* Begin DATA SHOWN *
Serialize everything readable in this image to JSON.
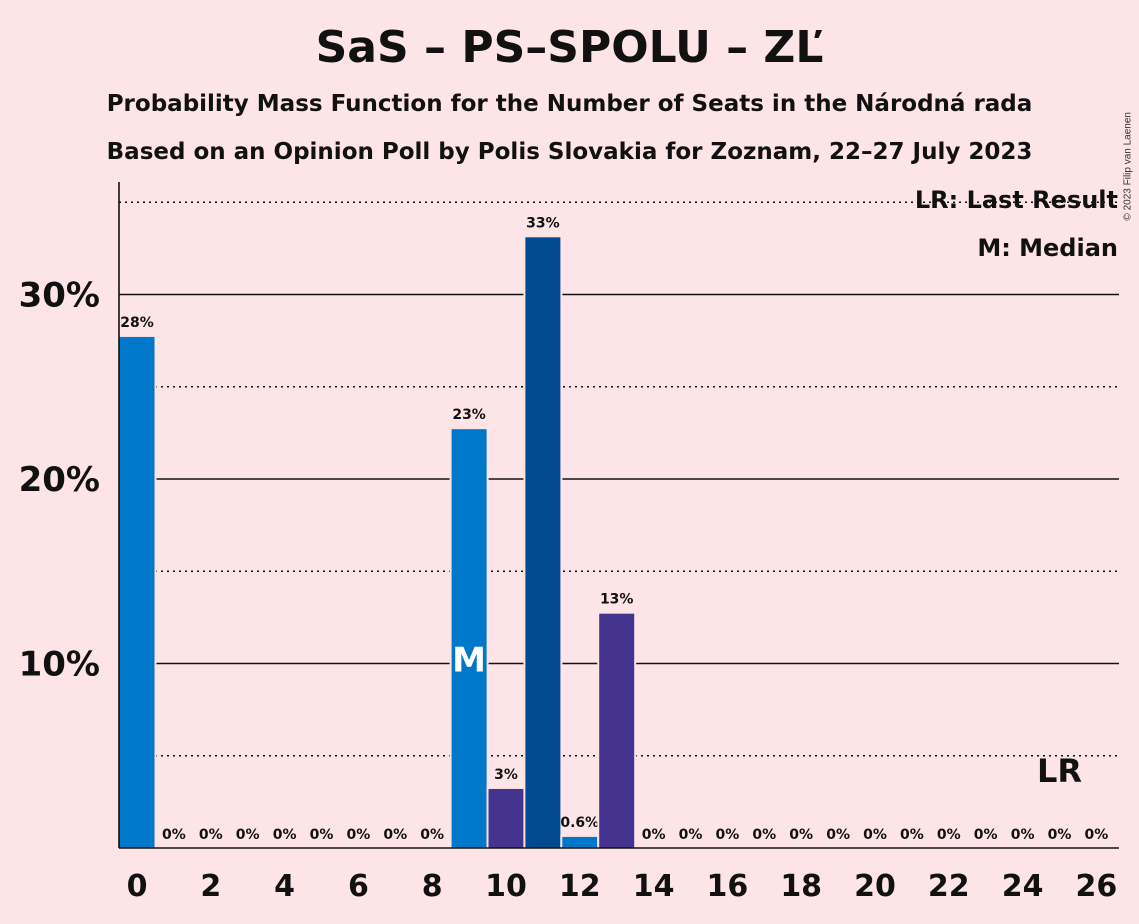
{
  "title": "SaS – PS–SPOLU – ZĽ",
  "subtitle1": "Probability Mass Function for the Number of Seats in the Národná rada",
  "subtitle2": "Based on an Opinion Poll by Polis Slovakia for Zoznam, 22–27 July 2023",
  "copyright": "© 2023 Filip van Laenen",
  "legend": {
    "lr": "LR: Last Result",
    "median": "M: Median"
  },
  "chart_data": {
    "type": "bar",
    "x": [
      0,
      1,
      2,
      3,
      4,
      5,
      6,
      7,
      8,
      9,
      10,
      11,
      12,
      13,
      14,
      15,
      16,
      17,
      18,
      19,
      20,
      21,
      22,
      23,
      24,
      25,
      26
    ],
    "values": [
      27.7,
      0,
      0,
      0,
      0,
      0,
      0,
      0,
      0,
      22.7,
      3.2,
      33.1,
      0.6,
      12.7,
      0,
      0,
      0,
      0,
      0,
      0,
      0,
      0,
      0,
      0,
      0,
      0,
      0
    ],
    "data_labels": [
      "28%",
      "0%",
      "0%",
      "0%",
      "0%",
      "0%",
      "0%",
      "0%",
      "0%",
      "23%",
      "3%",
      "33%",
      "0.6%",
      "13%",
      "0%",
      "0%",
      "0%",
      "0%",
      "0%",
      "0%",
      "0%",
      "0%",
      "0%",
      "0%",
      "0%",
      "0%",
      "0%"
    ],
    "bar_colors": [
      "#0077c8",
      "#0077c8",
      "#0077c8",
      "#0077c8",
      "#0077c8",
      "#0077c8",
      "#0077c8",
      "#0077c8",
      "#0077c8",
      "#0077c8",
      "#45348f",
      "#004a90",
      "#0077c8",
      "#45348f",
      "#0077c8",
      "#0077c8",
      "#0077c8",
      "#0077c8",
      "#0077c8",
      "#0077c8",
      "#0077c8",
      "#0077c8",
      "#0077c8",
      "#0077c8",
      "#0077c8",
      "#0077c8",
      "#0077c8"
    ],
    "x_ticks": [
      "0",
      "2",
      "4",
      "6",
      "8",
      "10",
      "12",
      "14",
      "16",
      "18",
      "20",
      "22",
      "24",
      "26"
    ],
    "y_ticks": [
      "10%",
      "20%",
      "30%"
    ],
    "ylim": [
      0,
      36
    ],
    "grid": "solid lines at 10% steps, dotted lines at 5% steps",
    "median_seat": 9,
    "median_marker": "M",
    "last_result_seat": 25,
    "last_result_marker": "LR",
    "legend_placement": "top-right"
  }
}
* End DATA SHOWN *
§ **STATED PROBLEM**: Write out the records above once more, word for word, with no pictures.

§ **THE RESPONSE**:
Serialize everything readable in this image to JSON.
{
  "title": "SaS – PS–SPOLU – ZĽ",
  "subtitle1": "Probability Mass Function for the Number of Seats in the Národná rada",
  "subtitle2": "Based on an Opinion Poll by Polis Slovakia for Zoznam, 22–27 July 2023",
  "copyright": "© 2023 Filip van Laenen",
  "legend": {
    "lr": "LR: Last Result",
    "median": "M: Median"
  },
  "chart_data": {
    "type": "bar",
    "x": [
      0,
      1,
      2,
      3,
      4,
      5,
      6,
      7,
      8,
      9,
      10,
      11,
      12,
      13,
      14,
      15,
      16,
      17,
      18,
      19,
      20,
      21,
      22,
      23,
      24,
      25,
      26
    ],
    "values": [
      27.7,
      0,
      0,
      0,
      0,
      0,
      0,
      0,
      0,
      22.7,
      3.2,
      33.1,
      0.6,
      12.7,
      0,
      0,
      0,
      0,
      0,
      0,
      0,
      0,
      0,
      0,
      0,
      0,
      0
    ],
    "data_labels": [
      "28%",
      "0%",
      "0%",
      "0%",
      "0%",
      "0%",
      "0%",
      "0%",
      "0%",
      "23%",
      "3%",
      "33%",
      "0.6%",
      "13%",
      "0%",
      "0%",
      "0%",
      "0%",
      "0%",
      "0%",
      "0%",
      "0%",
      "0%",
      "0%",
      "0%",
      "0%",
      "0%"
    ],
    "bar_colors": [
      "#0077c8",
      "#0077c8",
      "#0077c8",
      "#0077c8",
      "#0077c8",
      "#0077c8",
      "#0077c8",
      "#0077c8",
      "#0077c8",
      "#0077c8",
      "#45348f",
      "#004a90",
      "#0077c8",
      "#45348f",
      "#0077c8",
      "#0077c8",
      "#0077c8",
      "#0077c8",
      "#0077c8",
      "#0077c8",
      "#0077c8",
      "#0077c8",
      "#0077c8",
      "#0077c8",
      "#0077c8",
      "#0077c8",
      "#0077c8"
    ],
    "x_ticks": [
      "0",
      "2",
      "4",
      "6",
      "8",
      "10",
      "12",
      "14",
      "16",
      "18",
      "20",
      "22",
      "24",
      "26"
    ],
    "y_ticks": [
      "10%",
      "20%",
      "30%"
    ],
    "ylim": [
      0,
      36
    ],
    "grid": "solid lines at 10% steps, dotted lines at 5% steps",
    "median_seat": 9,
    "median_marker": "M",
    "last_result_seat": 25,
    "last_result_marker": "LR",
    "legend_placement": "top-right"
  }
}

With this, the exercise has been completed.